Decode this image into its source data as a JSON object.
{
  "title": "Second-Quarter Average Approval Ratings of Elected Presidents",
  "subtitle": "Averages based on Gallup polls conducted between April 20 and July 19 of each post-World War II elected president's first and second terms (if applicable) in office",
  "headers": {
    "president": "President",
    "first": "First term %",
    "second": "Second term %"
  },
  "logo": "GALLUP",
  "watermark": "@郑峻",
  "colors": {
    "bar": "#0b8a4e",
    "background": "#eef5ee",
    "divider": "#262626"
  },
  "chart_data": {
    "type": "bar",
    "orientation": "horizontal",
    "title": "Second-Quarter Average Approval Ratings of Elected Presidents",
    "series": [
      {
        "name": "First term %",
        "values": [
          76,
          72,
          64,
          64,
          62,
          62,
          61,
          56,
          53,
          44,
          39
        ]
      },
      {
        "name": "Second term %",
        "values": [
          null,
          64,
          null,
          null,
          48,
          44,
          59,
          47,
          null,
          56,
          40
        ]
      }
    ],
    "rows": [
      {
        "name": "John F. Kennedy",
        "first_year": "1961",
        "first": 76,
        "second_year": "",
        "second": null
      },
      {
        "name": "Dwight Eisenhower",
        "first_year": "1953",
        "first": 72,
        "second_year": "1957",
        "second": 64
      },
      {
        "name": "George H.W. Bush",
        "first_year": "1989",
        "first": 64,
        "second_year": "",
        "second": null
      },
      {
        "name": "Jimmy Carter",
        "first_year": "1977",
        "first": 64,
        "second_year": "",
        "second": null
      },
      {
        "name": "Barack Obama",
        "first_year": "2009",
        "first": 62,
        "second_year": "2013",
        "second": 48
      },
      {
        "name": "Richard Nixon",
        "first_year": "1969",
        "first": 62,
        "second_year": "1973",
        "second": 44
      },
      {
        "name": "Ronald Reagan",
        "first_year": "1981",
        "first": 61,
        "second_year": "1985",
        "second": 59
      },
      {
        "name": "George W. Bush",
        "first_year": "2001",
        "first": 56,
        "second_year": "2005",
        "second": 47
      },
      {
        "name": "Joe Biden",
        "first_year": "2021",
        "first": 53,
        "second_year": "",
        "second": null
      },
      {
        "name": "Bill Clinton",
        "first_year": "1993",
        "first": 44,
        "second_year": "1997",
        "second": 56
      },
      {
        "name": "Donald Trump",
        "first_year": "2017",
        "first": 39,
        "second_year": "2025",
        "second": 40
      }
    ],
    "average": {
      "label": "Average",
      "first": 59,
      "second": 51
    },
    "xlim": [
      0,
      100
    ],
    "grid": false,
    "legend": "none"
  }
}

┄┄┄┄┄┄

TASK BRIEF:
A single figure is required: the number of lines above in which the word "Quarter" occurs.

ANSWER TO THE EXERCISE:
2